— start Data listing —
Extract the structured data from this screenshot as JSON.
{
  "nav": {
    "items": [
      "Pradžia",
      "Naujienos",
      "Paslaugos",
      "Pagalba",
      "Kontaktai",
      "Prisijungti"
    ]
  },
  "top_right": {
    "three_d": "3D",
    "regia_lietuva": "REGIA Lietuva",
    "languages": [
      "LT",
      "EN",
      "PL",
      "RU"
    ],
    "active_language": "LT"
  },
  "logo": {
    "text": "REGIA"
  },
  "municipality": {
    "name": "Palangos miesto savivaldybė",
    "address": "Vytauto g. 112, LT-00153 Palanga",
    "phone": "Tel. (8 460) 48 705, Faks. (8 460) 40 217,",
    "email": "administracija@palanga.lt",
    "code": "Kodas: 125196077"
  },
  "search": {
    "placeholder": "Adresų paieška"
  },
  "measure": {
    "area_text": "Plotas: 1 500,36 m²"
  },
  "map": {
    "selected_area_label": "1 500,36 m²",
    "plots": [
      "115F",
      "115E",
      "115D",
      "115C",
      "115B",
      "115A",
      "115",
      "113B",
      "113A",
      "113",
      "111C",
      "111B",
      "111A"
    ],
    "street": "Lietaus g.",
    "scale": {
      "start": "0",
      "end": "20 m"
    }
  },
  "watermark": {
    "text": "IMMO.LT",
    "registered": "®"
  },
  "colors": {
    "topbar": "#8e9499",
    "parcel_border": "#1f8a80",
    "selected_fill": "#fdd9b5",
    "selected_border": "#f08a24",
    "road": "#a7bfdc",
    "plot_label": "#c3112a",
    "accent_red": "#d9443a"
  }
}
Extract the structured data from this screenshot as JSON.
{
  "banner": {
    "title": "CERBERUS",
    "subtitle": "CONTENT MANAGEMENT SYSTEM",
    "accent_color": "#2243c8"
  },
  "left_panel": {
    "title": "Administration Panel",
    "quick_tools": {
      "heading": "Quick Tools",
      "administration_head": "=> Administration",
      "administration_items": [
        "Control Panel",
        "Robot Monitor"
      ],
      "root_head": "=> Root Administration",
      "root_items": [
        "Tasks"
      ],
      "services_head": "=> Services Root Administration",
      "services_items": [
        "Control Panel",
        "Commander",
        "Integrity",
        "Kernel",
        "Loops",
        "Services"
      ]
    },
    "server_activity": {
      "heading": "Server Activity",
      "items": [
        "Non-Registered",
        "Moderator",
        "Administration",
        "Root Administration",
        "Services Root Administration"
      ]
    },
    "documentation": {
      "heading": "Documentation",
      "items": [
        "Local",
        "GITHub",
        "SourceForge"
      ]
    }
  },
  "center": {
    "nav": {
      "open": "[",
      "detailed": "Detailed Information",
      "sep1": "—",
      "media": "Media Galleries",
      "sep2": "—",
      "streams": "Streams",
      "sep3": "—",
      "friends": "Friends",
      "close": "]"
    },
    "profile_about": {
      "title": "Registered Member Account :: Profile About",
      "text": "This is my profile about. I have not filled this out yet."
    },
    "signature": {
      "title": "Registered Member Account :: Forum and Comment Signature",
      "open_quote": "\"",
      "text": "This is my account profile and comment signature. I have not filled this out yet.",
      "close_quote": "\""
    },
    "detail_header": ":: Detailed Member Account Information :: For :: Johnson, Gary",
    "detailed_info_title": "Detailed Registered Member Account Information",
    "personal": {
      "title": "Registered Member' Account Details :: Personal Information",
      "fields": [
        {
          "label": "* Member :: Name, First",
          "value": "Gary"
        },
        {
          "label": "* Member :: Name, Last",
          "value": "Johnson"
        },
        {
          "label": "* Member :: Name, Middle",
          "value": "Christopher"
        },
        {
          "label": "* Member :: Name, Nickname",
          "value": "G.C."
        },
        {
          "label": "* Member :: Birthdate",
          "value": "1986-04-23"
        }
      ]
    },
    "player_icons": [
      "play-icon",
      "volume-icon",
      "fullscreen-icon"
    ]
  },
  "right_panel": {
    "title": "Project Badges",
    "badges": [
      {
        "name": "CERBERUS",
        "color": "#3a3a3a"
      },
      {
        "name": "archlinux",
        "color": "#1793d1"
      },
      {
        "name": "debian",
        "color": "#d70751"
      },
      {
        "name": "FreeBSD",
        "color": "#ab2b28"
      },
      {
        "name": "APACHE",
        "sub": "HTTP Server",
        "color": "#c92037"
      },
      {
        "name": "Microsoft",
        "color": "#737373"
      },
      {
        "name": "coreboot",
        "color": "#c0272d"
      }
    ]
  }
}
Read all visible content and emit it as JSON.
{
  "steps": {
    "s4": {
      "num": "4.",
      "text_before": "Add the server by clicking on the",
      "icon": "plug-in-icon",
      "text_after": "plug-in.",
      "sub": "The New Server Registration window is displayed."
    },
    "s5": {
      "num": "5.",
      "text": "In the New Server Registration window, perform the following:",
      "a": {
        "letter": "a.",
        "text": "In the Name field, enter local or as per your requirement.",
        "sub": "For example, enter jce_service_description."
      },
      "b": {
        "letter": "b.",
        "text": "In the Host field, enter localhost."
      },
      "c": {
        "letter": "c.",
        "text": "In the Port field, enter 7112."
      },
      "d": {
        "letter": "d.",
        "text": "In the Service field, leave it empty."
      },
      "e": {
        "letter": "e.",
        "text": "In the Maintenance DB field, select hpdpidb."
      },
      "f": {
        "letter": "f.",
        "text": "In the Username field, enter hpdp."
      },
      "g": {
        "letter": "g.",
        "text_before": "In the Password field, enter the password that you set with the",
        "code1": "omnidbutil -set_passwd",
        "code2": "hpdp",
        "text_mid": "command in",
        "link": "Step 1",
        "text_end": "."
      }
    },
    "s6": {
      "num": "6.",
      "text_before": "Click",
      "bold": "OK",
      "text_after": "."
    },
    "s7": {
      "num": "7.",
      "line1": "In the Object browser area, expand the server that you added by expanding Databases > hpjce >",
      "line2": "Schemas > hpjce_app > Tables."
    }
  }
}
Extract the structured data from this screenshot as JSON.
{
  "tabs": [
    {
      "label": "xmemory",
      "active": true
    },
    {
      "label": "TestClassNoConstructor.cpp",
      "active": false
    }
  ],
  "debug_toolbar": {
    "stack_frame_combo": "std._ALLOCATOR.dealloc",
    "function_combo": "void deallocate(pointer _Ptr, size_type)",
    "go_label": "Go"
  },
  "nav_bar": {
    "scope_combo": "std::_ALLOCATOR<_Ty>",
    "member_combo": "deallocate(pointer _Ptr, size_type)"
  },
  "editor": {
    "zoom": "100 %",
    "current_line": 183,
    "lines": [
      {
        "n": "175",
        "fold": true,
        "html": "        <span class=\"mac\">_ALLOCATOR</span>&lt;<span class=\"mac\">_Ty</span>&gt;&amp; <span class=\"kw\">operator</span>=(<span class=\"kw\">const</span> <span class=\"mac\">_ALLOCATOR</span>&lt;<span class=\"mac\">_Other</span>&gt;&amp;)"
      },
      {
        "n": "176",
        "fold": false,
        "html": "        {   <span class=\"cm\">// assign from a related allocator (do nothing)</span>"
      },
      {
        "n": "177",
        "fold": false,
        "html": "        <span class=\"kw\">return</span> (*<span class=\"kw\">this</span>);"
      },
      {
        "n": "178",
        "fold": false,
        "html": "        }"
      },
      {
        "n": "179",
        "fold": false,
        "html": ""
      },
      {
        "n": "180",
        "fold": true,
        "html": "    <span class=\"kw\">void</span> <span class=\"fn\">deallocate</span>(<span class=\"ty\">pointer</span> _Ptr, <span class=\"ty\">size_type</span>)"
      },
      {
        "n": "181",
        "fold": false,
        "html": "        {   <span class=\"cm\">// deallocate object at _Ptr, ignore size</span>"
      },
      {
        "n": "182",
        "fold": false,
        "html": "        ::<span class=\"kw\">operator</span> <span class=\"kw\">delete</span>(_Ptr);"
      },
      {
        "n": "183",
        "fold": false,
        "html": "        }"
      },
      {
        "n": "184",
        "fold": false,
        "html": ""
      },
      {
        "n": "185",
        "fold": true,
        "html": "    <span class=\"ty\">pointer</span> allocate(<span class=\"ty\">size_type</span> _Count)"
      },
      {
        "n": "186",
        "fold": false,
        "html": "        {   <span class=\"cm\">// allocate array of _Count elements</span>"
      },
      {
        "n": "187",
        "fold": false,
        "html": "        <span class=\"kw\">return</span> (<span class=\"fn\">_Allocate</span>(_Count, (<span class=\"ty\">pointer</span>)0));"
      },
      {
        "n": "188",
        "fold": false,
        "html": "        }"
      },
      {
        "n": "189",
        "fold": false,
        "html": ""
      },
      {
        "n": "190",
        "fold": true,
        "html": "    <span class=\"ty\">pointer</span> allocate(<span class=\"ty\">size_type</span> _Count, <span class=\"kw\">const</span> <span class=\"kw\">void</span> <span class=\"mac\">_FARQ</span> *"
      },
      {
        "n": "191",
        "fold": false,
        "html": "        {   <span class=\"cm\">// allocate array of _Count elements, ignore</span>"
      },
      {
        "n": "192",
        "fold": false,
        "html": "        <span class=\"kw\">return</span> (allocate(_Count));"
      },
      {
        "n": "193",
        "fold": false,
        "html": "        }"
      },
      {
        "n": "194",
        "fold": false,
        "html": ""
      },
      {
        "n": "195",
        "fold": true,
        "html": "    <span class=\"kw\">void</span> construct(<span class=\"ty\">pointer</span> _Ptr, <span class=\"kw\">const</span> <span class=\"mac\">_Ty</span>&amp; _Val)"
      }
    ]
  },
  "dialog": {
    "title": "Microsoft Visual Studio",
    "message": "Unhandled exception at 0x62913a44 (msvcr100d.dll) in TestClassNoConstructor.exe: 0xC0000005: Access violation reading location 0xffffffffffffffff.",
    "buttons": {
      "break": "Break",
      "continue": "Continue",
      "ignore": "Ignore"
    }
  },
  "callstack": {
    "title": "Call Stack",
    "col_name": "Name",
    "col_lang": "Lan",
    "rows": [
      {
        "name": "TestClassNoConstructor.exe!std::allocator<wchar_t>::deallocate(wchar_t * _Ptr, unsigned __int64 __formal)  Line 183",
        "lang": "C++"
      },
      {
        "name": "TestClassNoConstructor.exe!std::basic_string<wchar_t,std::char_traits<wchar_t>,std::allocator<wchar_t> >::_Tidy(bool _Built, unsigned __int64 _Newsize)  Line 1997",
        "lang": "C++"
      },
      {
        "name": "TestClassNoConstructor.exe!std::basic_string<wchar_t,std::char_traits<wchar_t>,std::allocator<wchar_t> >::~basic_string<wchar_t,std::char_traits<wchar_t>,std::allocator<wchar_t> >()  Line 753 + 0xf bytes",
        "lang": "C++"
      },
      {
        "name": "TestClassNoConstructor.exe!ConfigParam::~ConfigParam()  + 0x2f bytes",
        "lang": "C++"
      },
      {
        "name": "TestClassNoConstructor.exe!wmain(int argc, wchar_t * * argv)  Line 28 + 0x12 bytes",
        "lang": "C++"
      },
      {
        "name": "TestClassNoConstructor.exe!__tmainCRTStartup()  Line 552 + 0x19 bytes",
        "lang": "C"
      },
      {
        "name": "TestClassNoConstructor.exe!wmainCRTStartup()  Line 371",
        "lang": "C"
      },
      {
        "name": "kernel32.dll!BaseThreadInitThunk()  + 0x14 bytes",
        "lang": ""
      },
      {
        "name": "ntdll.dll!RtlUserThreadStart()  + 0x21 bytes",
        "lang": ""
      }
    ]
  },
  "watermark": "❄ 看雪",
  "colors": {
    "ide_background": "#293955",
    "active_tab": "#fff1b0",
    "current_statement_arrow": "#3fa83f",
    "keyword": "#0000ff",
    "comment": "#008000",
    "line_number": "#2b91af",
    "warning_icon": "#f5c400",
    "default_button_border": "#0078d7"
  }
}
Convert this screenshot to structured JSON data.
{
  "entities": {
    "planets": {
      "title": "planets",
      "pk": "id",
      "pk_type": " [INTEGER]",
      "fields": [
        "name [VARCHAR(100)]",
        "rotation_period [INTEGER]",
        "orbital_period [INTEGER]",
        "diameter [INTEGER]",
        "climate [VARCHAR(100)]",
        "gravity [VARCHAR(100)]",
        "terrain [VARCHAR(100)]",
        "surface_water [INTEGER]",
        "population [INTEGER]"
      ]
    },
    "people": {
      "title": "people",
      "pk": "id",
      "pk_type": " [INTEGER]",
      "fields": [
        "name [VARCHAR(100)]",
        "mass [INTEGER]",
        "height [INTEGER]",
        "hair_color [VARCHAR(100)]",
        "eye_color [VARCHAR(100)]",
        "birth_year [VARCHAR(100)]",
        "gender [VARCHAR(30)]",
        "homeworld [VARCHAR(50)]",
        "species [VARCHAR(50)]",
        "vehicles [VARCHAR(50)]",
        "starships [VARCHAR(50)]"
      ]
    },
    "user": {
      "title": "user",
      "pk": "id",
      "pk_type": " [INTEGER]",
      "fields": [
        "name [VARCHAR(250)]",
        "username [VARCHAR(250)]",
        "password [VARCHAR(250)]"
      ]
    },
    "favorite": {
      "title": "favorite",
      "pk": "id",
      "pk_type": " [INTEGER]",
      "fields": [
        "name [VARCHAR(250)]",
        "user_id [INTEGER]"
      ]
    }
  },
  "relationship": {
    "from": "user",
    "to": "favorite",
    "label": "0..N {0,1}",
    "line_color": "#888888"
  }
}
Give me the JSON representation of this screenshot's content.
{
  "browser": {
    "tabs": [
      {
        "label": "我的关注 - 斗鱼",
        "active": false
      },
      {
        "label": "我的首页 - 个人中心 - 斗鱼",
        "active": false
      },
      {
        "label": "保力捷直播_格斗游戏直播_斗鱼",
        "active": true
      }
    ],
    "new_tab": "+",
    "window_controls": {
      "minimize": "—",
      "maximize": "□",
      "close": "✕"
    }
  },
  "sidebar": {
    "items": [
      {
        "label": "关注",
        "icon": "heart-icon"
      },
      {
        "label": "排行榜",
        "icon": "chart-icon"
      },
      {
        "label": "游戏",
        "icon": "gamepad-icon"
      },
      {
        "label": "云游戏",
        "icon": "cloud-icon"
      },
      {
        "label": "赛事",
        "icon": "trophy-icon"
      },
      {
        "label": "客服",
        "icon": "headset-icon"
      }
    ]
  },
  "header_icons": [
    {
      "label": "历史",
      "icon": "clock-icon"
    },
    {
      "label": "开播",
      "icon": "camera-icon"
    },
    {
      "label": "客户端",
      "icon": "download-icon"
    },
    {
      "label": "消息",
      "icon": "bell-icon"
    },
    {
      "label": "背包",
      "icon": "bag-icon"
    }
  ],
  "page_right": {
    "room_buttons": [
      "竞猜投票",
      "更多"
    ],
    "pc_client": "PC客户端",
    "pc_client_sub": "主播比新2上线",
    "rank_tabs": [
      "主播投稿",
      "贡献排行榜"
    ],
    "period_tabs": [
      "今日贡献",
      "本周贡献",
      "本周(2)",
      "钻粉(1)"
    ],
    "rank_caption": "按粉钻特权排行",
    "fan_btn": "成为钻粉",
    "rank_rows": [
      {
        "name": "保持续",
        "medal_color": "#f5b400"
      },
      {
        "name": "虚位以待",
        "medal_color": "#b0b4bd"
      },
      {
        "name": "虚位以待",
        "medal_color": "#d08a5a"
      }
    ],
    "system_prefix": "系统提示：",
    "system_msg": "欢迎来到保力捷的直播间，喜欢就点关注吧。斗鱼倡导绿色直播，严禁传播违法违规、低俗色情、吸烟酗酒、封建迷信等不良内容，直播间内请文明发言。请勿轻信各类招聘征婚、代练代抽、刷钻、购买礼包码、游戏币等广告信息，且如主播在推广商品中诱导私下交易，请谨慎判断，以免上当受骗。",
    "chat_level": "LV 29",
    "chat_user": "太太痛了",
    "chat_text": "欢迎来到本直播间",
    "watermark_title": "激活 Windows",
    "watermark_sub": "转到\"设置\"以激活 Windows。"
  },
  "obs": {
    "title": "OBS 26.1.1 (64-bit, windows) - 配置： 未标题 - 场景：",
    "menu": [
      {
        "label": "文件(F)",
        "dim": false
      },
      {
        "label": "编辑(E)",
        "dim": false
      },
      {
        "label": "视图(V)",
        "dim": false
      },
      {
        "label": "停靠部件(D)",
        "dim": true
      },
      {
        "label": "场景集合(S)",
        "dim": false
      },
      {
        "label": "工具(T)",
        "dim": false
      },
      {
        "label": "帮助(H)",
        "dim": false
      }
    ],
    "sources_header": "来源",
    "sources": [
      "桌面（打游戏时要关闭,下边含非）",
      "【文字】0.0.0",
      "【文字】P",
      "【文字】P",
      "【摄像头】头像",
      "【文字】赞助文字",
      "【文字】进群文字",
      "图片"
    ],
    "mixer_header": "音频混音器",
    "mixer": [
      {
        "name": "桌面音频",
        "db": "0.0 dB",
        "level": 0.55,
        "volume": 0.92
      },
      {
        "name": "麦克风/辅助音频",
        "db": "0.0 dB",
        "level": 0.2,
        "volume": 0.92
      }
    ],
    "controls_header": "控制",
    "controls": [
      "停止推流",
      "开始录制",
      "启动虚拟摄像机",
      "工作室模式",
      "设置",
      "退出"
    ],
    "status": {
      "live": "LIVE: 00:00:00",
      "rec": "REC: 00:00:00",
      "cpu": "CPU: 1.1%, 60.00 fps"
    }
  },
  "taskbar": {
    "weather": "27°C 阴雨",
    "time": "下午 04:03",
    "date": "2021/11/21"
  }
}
— end Data listing —
Instruction:
Show every line above in which the word "Information" occurs.

Reply:
      "detailed": "Detailed Information",
    "detail_header": ":: Detailed Member Account Information :: For :: Johnson, Gary",
    "detailed_info_title": "Detailed Registered Member Account Information",
      "title": "Registered Member' Account Details :: Personal Information",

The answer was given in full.